- Material for this task:
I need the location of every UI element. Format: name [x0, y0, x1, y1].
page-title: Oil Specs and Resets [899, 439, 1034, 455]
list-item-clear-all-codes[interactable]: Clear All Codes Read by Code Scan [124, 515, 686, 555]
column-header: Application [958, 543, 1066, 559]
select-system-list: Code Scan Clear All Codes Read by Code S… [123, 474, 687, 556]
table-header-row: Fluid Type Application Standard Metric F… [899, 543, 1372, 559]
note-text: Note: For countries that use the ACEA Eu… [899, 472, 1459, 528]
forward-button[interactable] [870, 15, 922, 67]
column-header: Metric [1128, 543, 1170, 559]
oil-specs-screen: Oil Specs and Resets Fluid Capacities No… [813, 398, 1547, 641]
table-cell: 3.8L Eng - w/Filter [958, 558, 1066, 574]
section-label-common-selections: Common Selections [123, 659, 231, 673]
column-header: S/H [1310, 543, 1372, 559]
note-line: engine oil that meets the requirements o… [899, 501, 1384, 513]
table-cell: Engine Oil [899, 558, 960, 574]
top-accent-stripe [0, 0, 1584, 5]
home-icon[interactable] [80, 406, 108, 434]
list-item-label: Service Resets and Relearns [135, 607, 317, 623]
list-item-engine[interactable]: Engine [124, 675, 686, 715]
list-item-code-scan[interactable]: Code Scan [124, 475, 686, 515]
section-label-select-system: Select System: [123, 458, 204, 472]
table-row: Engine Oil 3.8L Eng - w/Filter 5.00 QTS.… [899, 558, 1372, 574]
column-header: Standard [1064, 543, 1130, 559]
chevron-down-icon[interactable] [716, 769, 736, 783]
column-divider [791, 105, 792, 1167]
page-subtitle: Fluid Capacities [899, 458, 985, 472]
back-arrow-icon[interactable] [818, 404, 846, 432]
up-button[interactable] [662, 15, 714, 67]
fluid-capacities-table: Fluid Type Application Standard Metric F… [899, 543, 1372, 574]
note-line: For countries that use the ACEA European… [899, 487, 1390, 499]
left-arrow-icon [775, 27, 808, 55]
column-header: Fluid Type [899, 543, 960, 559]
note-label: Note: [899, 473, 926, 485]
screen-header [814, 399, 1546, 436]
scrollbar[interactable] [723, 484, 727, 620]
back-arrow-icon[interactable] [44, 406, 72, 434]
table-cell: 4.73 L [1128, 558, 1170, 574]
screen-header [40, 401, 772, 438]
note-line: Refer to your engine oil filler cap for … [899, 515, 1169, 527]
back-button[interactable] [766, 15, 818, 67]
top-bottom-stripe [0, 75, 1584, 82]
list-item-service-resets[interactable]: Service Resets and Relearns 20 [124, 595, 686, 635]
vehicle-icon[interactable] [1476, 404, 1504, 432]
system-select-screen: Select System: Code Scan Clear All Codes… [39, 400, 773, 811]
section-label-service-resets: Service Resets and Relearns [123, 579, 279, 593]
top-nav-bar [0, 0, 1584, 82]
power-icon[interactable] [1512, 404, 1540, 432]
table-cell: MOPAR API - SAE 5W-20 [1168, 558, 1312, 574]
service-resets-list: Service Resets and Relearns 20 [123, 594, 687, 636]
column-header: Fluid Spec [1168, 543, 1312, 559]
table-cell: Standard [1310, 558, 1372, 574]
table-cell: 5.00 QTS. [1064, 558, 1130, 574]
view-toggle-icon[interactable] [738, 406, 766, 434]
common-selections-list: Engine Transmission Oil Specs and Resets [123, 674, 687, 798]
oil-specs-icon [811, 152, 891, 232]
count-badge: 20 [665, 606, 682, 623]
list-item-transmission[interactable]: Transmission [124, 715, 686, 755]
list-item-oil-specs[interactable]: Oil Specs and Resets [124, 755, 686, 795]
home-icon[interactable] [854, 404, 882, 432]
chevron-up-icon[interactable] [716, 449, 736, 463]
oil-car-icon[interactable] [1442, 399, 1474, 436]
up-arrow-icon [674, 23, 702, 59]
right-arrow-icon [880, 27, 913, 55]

- Stated problem:
How many lines of the listing above contain the word "Type"? Reply with the number alone.

- Correct answer:
3